==== RECORDS TO USE

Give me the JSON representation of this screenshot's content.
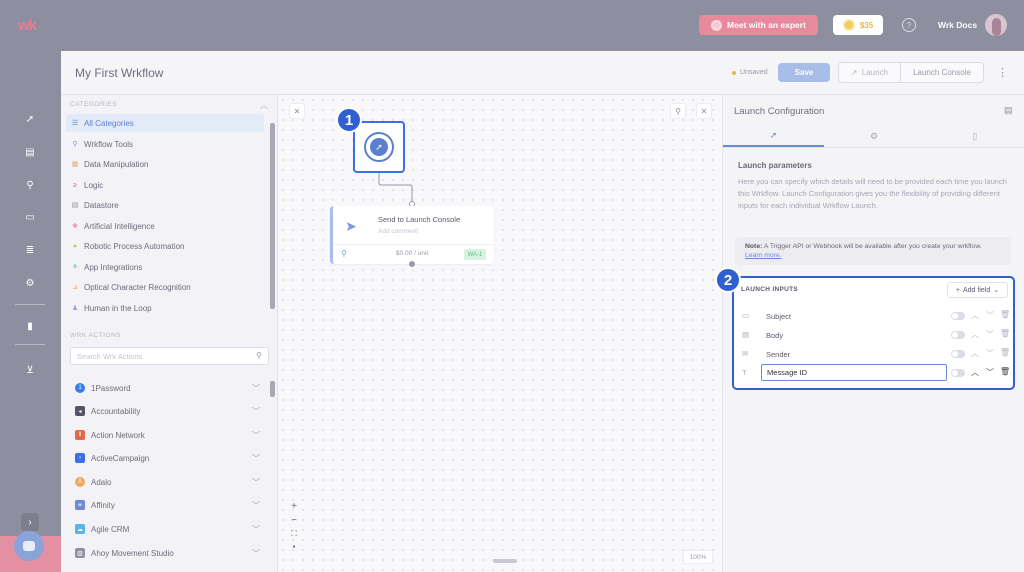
{
  "app": {
    "logo": "wk"
  },
  "topbar": {
    "meet_label": "Meet with an expert",
    "credits": "$35",
    "help_icon": "question-icon",
    "user_name": "Wrk Docs"
  },
  "rail": {
    "icons": [
      "rocket-icon",
      "id-card-icon",
      "wrench-icon",
      "folder-icon",
      "database-icon",
      "gear-icon",
      "book-icon",
      "cart-icon"
    ]
  },
  "header": {
    "title": "My First Wrkflow",
    "status": "Unsaved",
    "save_label": "Save",
    "launch_label": "Launch",
    "console_label": "Launch Console"
  },
  "categories": {
    "title": "CATEGORIES",
    "items": [
      {
        "label": "All Categories",
        "icon": "list-icon",
        "color": "#5b7fd1"
      },
      {
        "label": "Wrkflow Tools",
        "icon": "wrench-icon",
        "color": "#7a99de"
      },
      {
        "label": "Data Manipulation",
        "icon": "grid-icon",
        "color": "#e8a878"
      },
      {
        "label": "Logic",
        "icon": "greater-equal-icon",
        "color": "#e26a7a"
      },
      {
        "label": "Datastore",
        "icon": "database-icon",
        "color": "#8f8fa0"
      },
      {
        "label": "Artificial Intelligence",
        "icon": "brain-icon",
        "color": "#e88a9c"
      },
      {
        "label": "Robotic Process Automation",
        "icon": "robot-icon",
        "color": "#b7d35b"
      },
      {
        "label": "App Integrations",
        "icon": "plug-icon",
        "color": "#6cc7a0"
      },
      {
        "label": "Optical Character Recognition",
        "icon": "ocr-icon",
        "color": "#e8b24d"
      },
      {
        "label": "Human in the Loop",
        "icon": "person-icon",
        "color": "#b39ad8"
      }
    ]
  },
  "actions": {
    "title": "WRK ACTIONS",
    "search_placeholder": "Search Wrk Actions",
    "items": [
      {
        "label": "1Password",
        "color": "#3a7ee6"
      },
      {
        "label": "Accountability",
        "color": "#555566"
      },
      {
        "label": "Action Network",
        "color": "#e26a4a"
      },
      {
        "label": "ActiveCampaign",
        "color": "#3a6fe8"
      },
      {
        "label": "Adalo",
        "color": "#f0a860"
      },
      {
        "label": "Affinity",
        "color": "#6a8ad8"
      },
      {
        "label": "Agile CRM",
        "color": "#58b4e8"
      },
      {
        "label": "Ahoy Movement Studio",
        "color": "#8f8fa0"
      }
    ]
  },
  "canvas": {
    "step1": "1",
    "node_title": "Send to Launch Console",
    "node_sub": "Add comment",
    "node_cost": "$0.00 / unit",
    "node_badge": "WA-1",
    "zoom": "100%"
  },
  "config": {
    "title": "Launch Configuration",
    "tabs": [
      "rocket-icon",
      "gear-icon",
      "document-icon"
    ],
    "params_title": "Launch parameters",
    "params_desc": "Here you can specify which details will need to be provided each time you launch this Wrkflow. Launch Configuration gives you the flexibility of providing different inputs for each individual Wrkflow Launch.",
    "note_label": "Note:",
    "note_text": "A Trigger API or Webhook will be available after you create your wrkflow.",
    "note_link": "Learn more.",
    "step2": "2",
    "inputs_title": "LAUNCH INPUTS",
    "add_field": "Add field",
    "fields": [
      {
        "name": "Subject",
        "icon": "text-box-icon"
      },
      {
        "name": "Body",
        "icon": "document-icon"
      },
      {
        "name": "Sender",
        "icon": "email-icon"
      },
      {
        "name": "Message ID",
        "icon": "text-icon",
        "editing": true
      }
    ]
  }
}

========

**PROBLEM DETAILS**
Set down the lines of the records above exactly, apart from the pictures.

**EXERCISE RESPONSE**
Give me the JSON representation of this screenshot's content.
{
  "app": {
    "logo": "wk"
  },
  "topbar": {
    "meet_label": "Meet with an expert",
    "credits": "$35",
    "help_icon": "question-icon",
    "user_name": "Wrk Docs"
  },
  "rail": {
    "icons": [
      "rocket-icon",
      "id-card-icon",
      "wrench-icon",
      "folder-icon",
      "database-icon",
      "gear-icon",
      "book-icon",
      "cart-icon"
    ]
  },
  "header": {
    "title": "My First Wrkflow",
    "status": "Unsaved",
    "save_label": "Save",
    "launch_label": "Launch",
    "console_label": "Launch Console"
  },
  "categories": {
    "title": "CATEGORIES",
    "items": [
      {
        "label": "All Categories",
        "icon": "list-icon",
        "color": "#5b7fd1"
      },
      {
        "label": "Wrkflow Tools",
        "icon": "wrench-icon",
        "color": "#7a99de"
      },
      {
        "label": "Data Manipulation",
        "icon": "grid-icon",
        "color": "#e8a878"
      },
      {
        "label": "Logic",
        "icon": "greater-equal-icon",
        "color": "#e26a7a"
      },
      {
        "label": "Datastore",
        "icon": "database-icon",
        "color": "#8f8fa0"
      },
      {
        "label": "Artificial Intelligence",
        "icon": "brain-icon",
        "color": "#e88a9c"
      },
      {
        "label": "Robotic Process Automation",
        "icon": "robot-icon",
        "color": "#b7d35b"
      },
      {
        "label": "App Integrations",
        "icon": "plug-icon",
        "color": "#6cc7a0"
      },
      {
        "label": "Optical Character Recognition",
        "icon": "ocr-icon",
        "color": "#e8b24d"
      },
      {
        "label": "Human in the Loop",
        "icon": "person-icon",
        "color": "#b39ad8"
      }
    ]
  },
  "actions": {
    "title": "WRK ACTIONS",
    "search_placeholder": "Search Wrk Actions",
    "items": [
      {
        "label": "1Password",
        "color": "#3a7ee6"
      },
      {
        "label": "Accountability",
        "color": "#555566"
      },
      {
        "label": "Action Network",
        "color": "#e26a4a"
      },
      {
        "label": "ActiveCampaign",
        "color": "#3a6fe8"
      },
      {
        "label": "Adalo",
        "color": "#f0a860"
      },
      {
        "label": "Affinity",
        "color": "#6a8ad8"
      },
      {
        "label": "Agile CRM",
        "color": "#58b4e8"
      },
      {
        "label": "Ahoy Movement Studio",
        "color": "#8f8fa0"
      }
    ]
  },
  "canvas": {
    "step1": "1",
    "node_title": "Send to Launch Console",
    "node_sub": "Add comment",
    "node_cost": "$0.00 / unit",
    "node_badge": "WA-1",
    "zoom": "100%"
  },
  "config": {
    "title": "Launch Configuration",
    "tabs": [
      "rocket-icon",
      "gear-icon",
      "document-icon"
    ],
    "params_title": "Launch parameters",
    "params_desc": "Here you can specify which details will need to be provided each time you launch this Wrkflow. Launch Configuration gives you the flexibility of providing different inputs for each individual Wrkflow Launch.",
    "note_label": "Note:",
    "note_text": "A Trigger API or Webhook will be available after you create your wrkflow.",
    "note_link": "Learn more.",
    "step2": "2",
    "inputs_title": "LAUNCH INPUTS",
    "add_field": "Add field",
    "fields": [
      {
        "name": "Subject",
        "icon": "text-box-icon"
      },
      {
        "name": "Body",
        "icon": "document-icon"
      },
      {
        "name": "Sender",
        "icon": "email-icon"
      },
      {
        "name": "Message ID",
        "icon": "text-icon",
        "editing": true
      }
    ]
  }
}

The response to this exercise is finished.